___ Source passage ___
Looking at Distributions

Sociology 312/412/512, University of Oregon

Aaron Gullickson

What is a Distribution?

The concept of a distribution

When we refer to the distribution of a variable, we are referring to how the different values of that variable are distributed across the given observations.

Look at it

  • We can make a plot that shows the distribution.
  • We make different kinds of plots for categorical and quantitative variables.
    • Barplots for categorical variables
    • Histograms for quantitative variables

Measure it

  • We can calculate summary measures of the center and spread of the distribution.
  • We an only calculate summary measures for quantitative variables.

Calculating frequencies

In order to display the distribution of a categorical variable, we first need to calculate the frequency which is the number of observations that belong to each possible category. We can do this easily in R with the table command:

table(politics$party)

   Democrat  Republican Independent       Other 
       1472        1236        1381         148 

Lets convert these frequencies into proportions by dividing through by the total number of observations. We can also do this easily in R by adding the sum command to the previous command:

prop <- table(politics$party)/sum(table(politics$party))
prop

   Democrat  Republican Independent       Other 
 0.34741562  0.29171584  0.32593816  0.03493038 

Proportions and percents

R also has a built-in function called prop.table that will calculate proportions automatically. We just need to feed the output of the table command into it.

prop.table(table(politics$party))

   Democrat  Republican Independent       Other 
 0.34741562  0.29171584  0.32593816  0.03493038 

We can employ this “wrapping” feature of R to do some more tidying up. In this case, I want to round the number of digits and multiply by 100 to turn my proportions into percents. I also use the sort command to sort values from highest to lowest.

percent <- sort(round(100*prop.table(table(politics$party)),1), decreasing=TRUE)
percent

   Democrat Independent  Republican       Other 
       34.7        32.6        29.2         3.5 

How can we plot the percent?

Don’t use a piechart

Use a barplot

Constructing a barplot using ggplot

We will use ggplot to construct graphs.

In a ggplot, multiple commands are linked together with + signs.
___
* _Your tasks_
1. In the lecture notes on distributions, which built-in R function calculates proportions automatically when given the output of the table command?
2. Pick up the lecture notes on distributions right after their final sentence and continue them.
___ Data ___
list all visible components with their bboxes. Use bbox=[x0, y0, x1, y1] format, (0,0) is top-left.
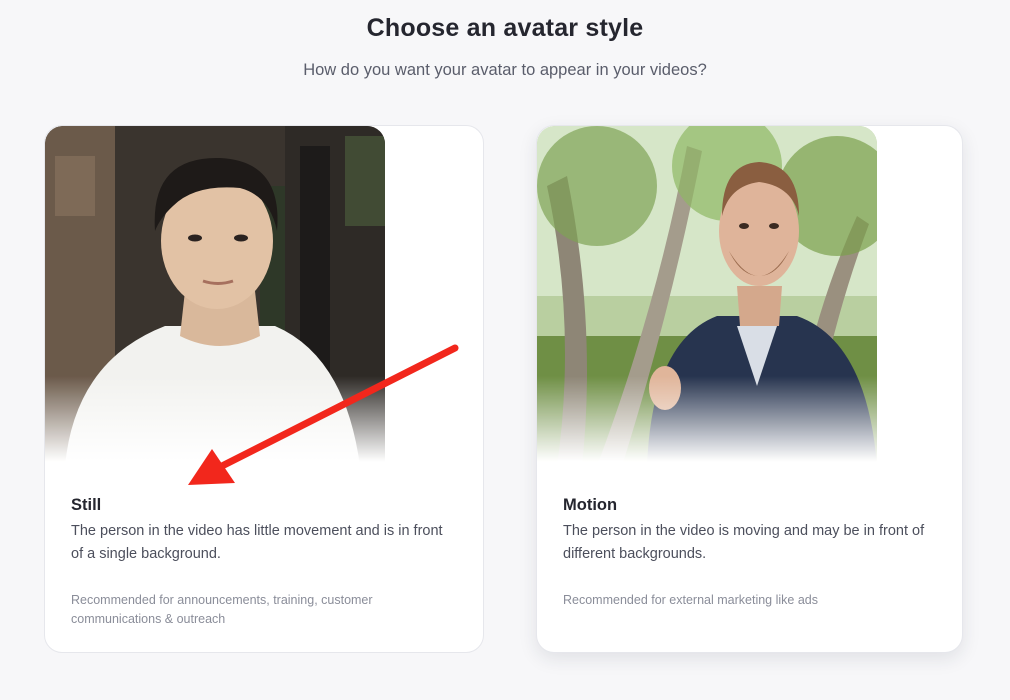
___
___ Data ___
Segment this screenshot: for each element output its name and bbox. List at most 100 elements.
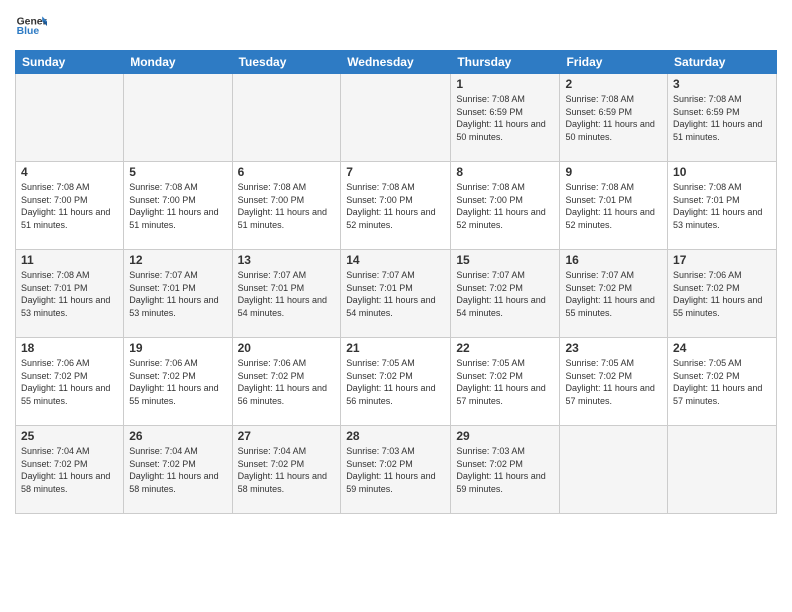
___
* _Responses_
1. The prop.table function.

2.
ggplot(politics, aes(x=party, y=after_stat(prop), group=1))+
  geom_bar()+                                                 
  scale_y_continuous(label=scales::percent)+.                 
  labs(x="party affiliation", y=NULL)+                        
  theme_bw()                                                  

The first command of ggplot takes two arguments. The first argument is the data we want to use (in this case, the politics dataset). The second argument is the aes command that defines aesthetics for the full plot.

The second command is geom_bar.All plots require some kind of “geometry” command which in this case makes bars.

scale_y_continuous(label=scales::percent) causes my proportions on the y-axis to be reported as percents.

The labs command can be used to add nice labeling of axes and to create titles and captions.

theme_bw defines a theme for the overall plot. I prefer theme_bw to the default theme in ggplot.

Code and output

ggplot(politics, aes(x=party, y=after_stat(prop), group=1))+
  geom_bar()+
  scale_y_continuous(label=scales::percent)+
  labs(x="party affiliation", y=NULL)+
  theme_bw()

Visualize quantitative variables with a histogram

How a histogram is created

  1. We break the variable into equivalent intervals called bins. For a histogram of movie runtime length, we might use bins of 5 minutes width, so our bins would look like 90-94 minutes, 95-99 minutes, 100-104 minutes, 105-109 minutes, etc.
  2. We calculate the frequency of observations that fall into each bin. Technically, we need to decide which bin to put cases that straddle two bins (e.g. exactly 5 minutes). R defaults to putting these cases in the lower category.
  3. We make a barplot of these frequencies, but we put no space between the bars.

Code and output for making a histogram

ggplot(movies, aes(x=runtime))+
  geom_histogram(binwidth=5,
                 fill="skyblue", color="black")+
  labs(x="runtime in minutes")

Assign your variable to the x aesthetic.

Use binwidth to specify the width of the bins.

You can use fill and color to specify the fill and border color respectively for your bars.

What are we looking for in a histogram?

Shape
Is it symmetric or skewed?
Center
Where is the center or peak of the distribution and is there only one?
Spread
How spread out are the values around the center?
Outliers
Are there any observations that have relatively very high or low values?

The Center of a Distribution

What does “center” mean?

Mean

The mean is the balancing point of a distribution. Imagine trying to put a column underneath a histogram so that it does not tip one direction or the other. This balancing point is the mean.

Median

The median is the midpoint of the distribution. At this point, 50% of the observations have lower values, and 50% have higher values.

Mode

The mode is the high point of the distribution, or the peak. It is typically much less useful than the other two measures.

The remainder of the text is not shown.